Requirements -> Extract every line from the records below that contains the word "Diamond".

Stored data entries:
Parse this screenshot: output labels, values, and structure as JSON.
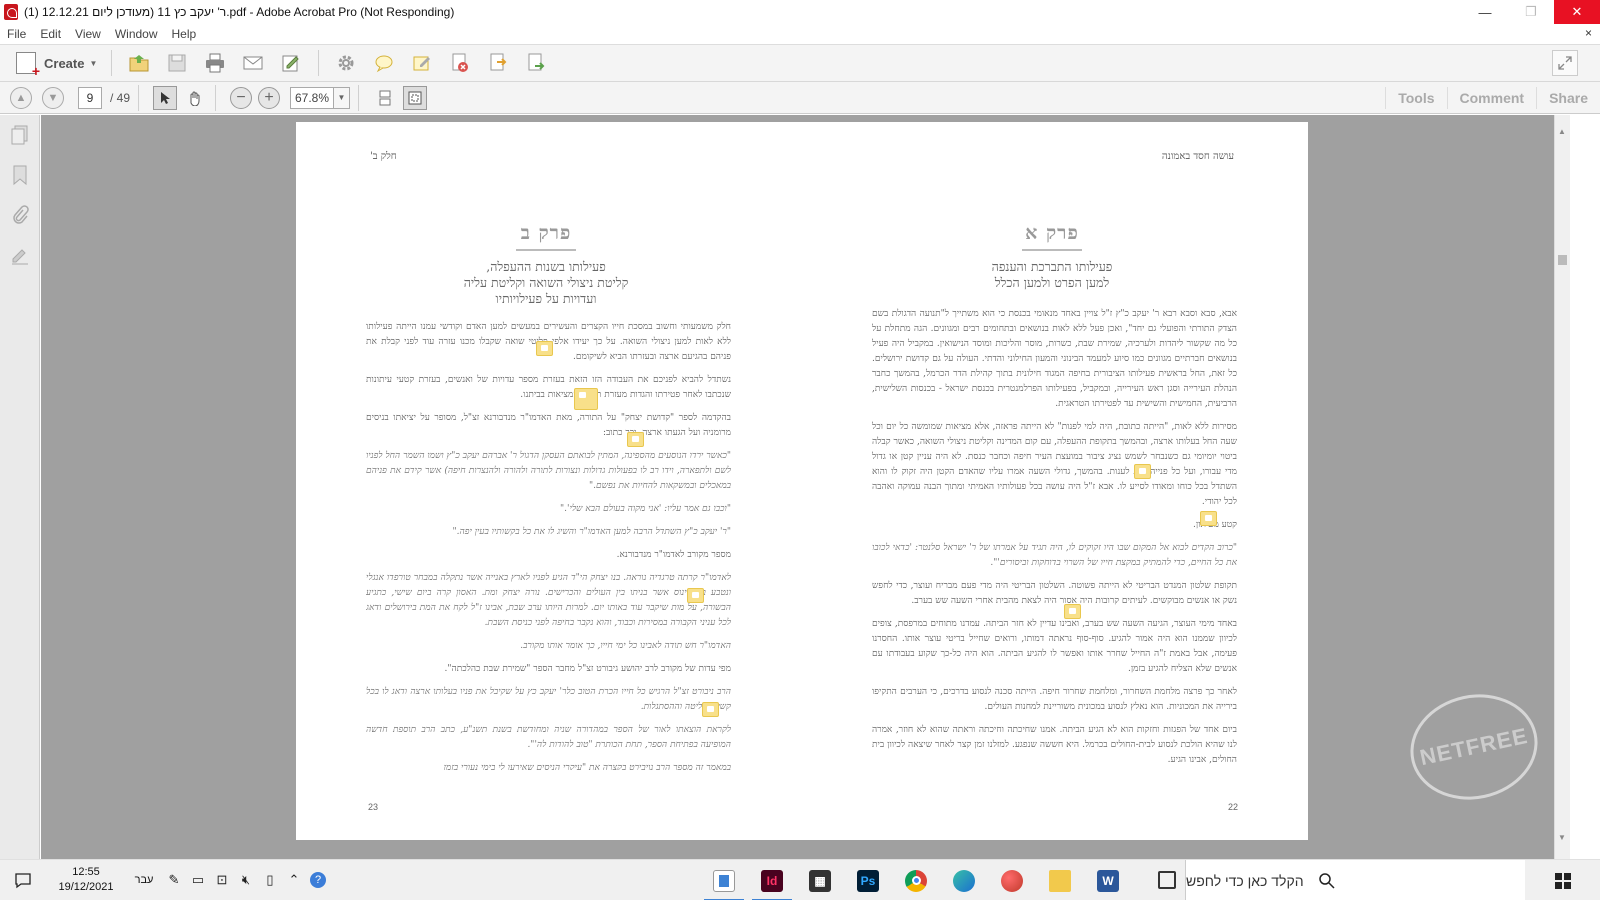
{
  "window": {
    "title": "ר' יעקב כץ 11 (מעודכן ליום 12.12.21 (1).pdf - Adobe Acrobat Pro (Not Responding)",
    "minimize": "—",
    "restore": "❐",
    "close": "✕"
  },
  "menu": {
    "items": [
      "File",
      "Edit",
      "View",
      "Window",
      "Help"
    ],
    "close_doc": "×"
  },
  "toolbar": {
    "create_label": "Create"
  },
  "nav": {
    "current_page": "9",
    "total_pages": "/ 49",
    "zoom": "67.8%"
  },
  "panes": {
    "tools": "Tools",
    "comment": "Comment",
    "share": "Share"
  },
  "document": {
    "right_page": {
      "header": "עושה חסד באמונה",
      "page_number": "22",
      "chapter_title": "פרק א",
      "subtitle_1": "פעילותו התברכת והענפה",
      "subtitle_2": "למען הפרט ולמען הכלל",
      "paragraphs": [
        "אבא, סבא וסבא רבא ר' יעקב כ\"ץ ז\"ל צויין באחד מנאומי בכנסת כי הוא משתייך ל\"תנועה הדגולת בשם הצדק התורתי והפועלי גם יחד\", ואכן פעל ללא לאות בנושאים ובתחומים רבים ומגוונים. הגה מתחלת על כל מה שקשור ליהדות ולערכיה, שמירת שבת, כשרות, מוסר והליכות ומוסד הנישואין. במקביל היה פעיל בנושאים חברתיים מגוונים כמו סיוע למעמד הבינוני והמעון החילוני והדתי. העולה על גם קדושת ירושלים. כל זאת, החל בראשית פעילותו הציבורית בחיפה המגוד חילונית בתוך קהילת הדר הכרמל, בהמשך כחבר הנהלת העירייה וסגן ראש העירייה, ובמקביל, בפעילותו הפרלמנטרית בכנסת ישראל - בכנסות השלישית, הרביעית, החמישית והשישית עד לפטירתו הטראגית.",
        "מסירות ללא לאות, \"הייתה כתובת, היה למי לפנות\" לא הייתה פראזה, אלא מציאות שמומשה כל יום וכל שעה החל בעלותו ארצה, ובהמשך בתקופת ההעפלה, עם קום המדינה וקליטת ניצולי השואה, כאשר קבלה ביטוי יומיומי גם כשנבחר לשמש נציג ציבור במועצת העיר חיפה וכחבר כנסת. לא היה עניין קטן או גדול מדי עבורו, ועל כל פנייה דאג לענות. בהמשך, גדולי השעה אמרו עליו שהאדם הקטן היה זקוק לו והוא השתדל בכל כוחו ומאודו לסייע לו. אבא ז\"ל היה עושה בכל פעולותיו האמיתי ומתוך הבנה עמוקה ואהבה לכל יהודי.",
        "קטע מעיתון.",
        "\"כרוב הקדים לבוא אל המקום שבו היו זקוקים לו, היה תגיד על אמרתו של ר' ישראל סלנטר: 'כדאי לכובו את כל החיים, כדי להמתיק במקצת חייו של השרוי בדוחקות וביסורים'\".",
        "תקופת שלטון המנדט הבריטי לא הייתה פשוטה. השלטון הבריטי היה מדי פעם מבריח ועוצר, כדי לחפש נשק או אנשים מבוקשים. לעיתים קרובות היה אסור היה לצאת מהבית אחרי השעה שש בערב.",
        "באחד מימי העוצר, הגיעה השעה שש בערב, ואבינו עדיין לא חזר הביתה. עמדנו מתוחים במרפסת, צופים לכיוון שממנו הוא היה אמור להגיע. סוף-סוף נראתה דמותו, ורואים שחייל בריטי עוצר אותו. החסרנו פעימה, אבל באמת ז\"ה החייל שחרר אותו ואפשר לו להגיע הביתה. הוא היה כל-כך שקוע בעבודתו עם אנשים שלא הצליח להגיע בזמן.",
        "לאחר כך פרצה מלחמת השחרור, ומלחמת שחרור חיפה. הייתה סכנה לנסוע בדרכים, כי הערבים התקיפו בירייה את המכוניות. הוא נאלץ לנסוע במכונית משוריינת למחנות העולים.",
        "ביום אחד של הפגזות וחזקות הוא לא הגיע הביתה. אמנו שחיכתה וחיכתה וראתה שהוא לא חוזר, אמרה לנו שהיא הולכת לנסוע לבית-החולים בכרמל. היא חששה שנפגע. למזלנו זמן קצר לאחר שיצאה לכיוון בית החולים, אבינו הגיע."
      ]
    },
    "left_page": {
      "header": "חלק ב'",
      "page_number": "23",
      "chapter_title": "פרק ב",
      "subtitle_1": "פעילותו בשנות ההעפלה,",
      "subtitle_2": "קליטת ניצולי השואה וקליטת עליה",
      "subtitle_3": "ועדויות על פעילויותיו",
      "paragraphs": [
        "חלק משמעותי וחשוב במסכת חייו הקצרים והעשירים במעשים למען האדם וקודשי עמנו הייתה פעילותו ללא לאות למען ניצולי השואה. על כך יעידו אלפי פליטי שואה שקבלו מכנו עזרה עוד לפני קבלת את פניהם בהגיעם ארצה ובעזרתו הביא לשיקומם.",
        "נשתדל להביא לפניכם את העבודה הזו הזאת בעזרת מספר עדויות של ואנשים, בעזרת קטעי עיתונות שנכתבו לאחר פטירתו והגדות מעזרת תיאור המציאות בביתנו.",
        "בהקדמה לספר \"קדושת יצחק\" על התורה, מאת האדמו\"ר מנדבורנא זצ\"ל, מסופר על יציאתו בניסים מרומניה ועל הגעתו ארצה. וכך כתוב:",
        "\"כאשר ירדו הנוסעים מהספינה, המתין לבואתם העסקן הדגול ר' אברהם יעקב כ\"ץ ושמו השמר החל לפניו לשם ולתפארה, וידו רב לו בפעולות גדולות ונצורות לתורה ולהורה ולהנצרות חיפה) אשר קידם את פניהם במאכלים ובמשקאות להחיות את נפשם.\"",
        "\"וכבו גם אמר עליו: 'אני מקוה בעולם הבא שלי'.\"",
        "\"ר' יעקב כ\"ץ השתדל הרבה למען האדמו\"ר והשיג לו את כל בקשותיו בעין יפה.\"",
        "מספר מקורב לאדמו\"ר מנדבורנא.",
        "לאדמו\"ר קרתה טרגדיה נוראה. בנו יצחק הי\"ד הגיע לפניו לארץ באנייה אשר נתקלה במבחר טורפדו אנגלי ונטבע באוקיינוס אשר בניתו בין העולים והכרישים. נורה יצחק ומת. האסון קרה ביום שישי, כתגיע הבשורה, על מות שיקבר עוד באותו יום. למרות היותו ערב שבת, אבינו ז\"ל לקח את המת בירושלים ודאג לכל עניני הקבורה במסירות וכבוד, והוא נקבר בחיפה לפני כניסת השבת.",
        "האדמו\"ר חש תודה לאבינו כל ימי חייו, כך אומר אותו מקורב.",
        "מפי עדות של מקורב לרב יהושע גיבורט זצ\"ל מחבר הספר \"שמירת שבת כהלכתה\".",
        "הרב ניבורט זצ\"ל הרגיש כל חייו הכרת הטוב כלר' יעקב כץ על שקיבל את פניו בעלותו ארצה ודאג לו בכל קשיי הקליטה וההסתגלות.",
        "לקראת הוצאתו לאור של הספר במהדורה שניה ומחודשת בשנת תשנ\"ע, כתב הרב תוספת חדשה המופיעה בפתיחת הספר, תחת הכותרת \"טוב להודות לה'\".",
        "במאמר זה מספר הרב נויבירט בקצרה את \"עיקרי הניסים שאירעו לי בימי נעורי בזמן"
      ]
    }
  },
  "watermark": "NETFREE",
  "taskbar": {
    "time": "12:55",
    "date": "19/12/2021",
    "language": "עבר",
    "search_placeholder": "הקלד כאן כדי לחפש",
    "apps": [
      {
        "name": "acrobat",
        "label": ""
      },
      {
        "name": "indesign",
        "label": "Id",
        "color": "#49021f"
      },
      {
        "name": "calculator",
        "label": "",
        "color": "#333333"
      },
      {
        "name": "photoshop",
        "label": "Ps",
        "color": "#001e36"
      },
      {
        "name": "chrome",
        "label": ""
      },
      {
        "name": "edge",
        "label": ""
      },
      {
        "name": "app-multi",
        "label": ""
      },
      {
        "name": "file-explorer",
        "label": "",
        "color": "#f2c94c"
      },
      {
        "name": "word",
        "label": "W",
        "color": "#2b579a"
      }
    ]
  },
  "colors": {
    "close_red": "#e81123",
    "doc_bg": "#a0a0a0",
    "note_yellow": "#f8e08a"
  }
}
---
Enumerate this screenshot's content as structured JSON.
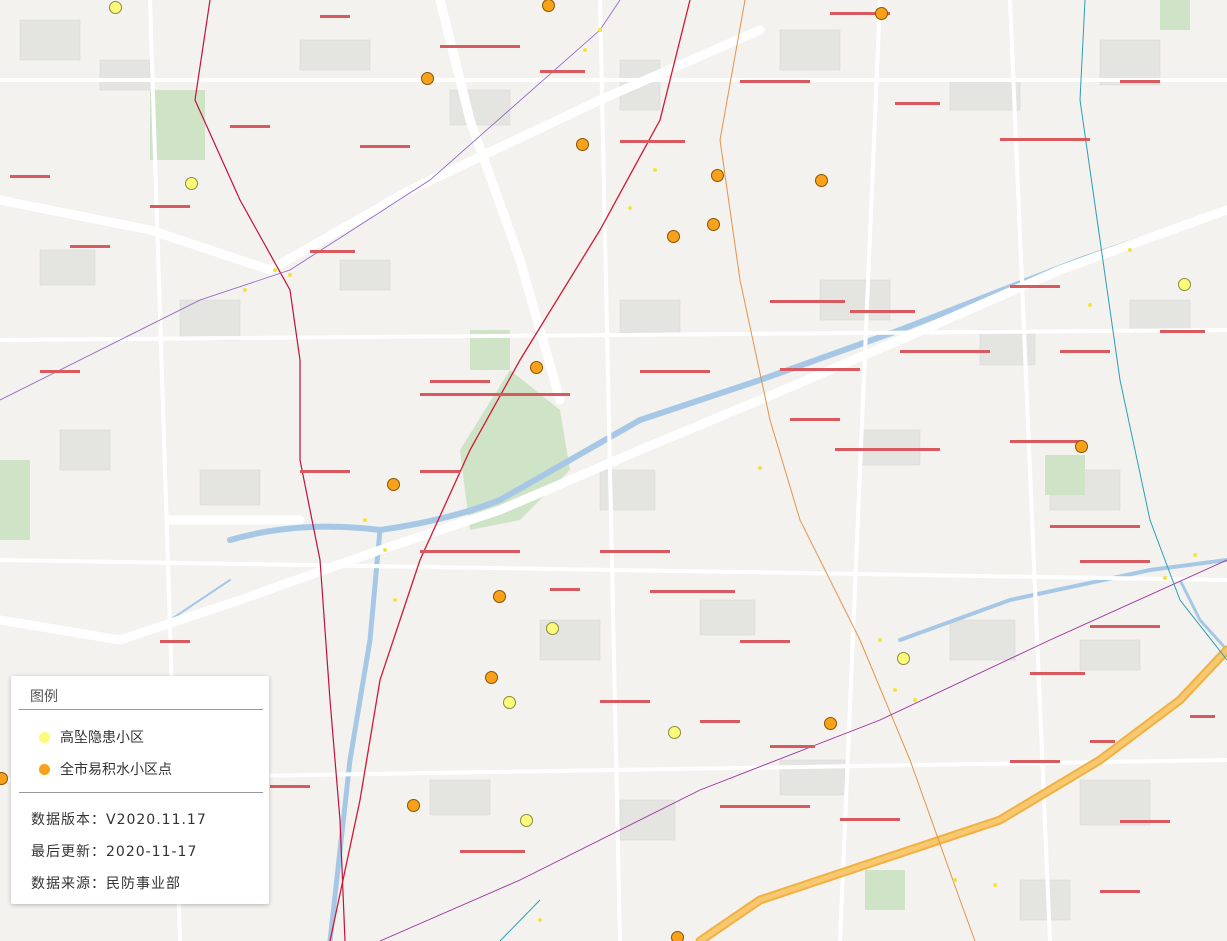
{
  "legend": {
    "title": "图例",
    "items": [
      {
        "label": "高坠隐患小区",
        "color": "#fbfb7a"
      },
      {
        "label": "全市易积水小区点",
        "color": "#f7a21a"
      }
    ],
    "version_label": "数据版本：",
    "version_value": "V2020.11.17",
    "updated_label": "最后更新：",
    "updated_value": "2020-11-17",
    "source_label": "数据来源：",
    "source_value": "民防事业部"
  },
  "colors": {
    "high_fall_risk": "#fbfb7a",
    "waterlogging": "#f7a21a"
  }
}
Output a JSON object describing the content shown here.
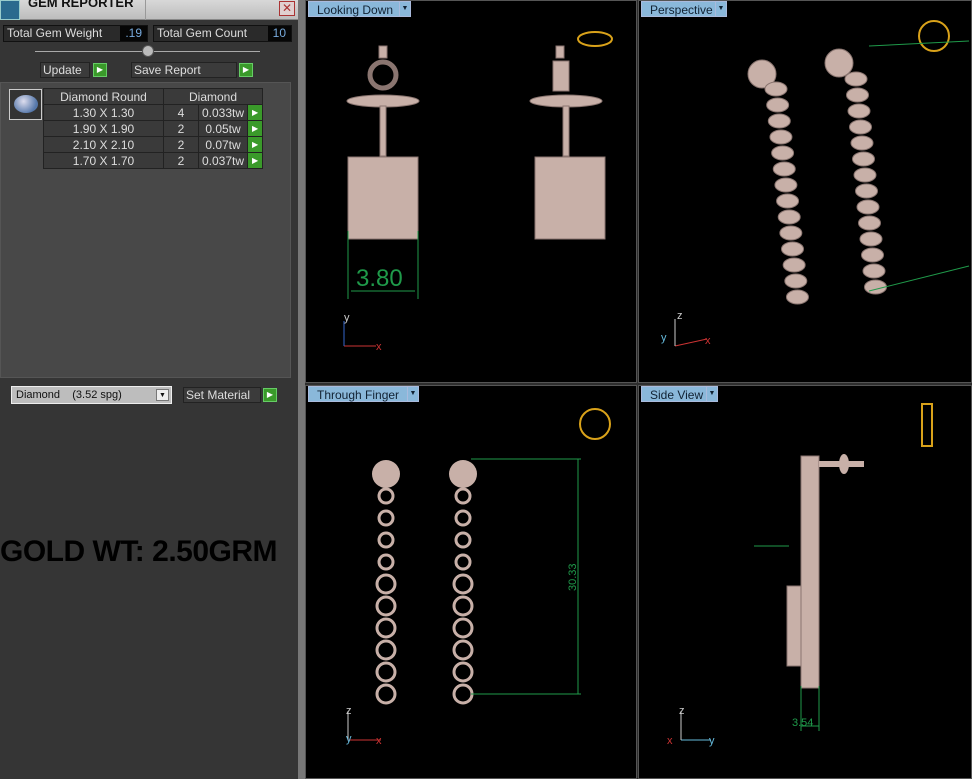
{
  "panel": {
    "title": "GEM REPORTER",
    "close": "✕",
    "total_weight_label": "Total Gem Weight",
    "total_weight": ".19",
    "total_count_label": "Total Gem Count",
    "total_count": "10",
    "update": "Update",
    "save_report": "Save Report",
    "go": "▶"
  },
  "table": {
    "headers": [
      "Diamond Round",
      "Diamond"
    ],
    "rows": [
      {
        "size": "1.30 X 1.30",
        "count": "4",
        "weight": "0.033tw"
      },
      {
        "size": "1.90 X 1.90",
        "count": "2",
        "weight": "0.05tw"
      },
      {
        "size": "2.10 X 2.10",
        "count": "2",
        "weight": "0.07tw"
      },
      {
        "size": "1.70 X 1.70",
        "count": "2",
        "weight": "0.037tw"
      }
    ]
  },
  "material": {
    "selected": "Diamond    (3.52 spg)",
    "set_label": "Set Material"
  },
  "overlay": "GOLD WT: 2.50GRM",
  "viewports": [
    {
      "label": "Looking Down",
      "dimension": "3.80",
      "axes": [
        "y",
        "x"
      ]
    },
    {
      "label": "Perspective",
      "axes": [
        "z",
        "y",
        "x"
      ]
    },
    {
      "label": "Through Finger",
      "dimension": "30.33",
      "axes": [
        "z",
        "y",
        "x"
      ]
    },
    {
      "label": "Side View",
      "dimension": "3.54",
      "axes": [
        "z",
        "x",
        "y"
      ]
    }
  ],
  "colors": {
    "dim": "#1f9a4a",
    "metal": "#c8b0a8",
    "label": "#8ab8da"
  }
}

The result ->
      "Diamond Round",
      "Diamond"
    "selected": "Diamond    (3.52 spg)",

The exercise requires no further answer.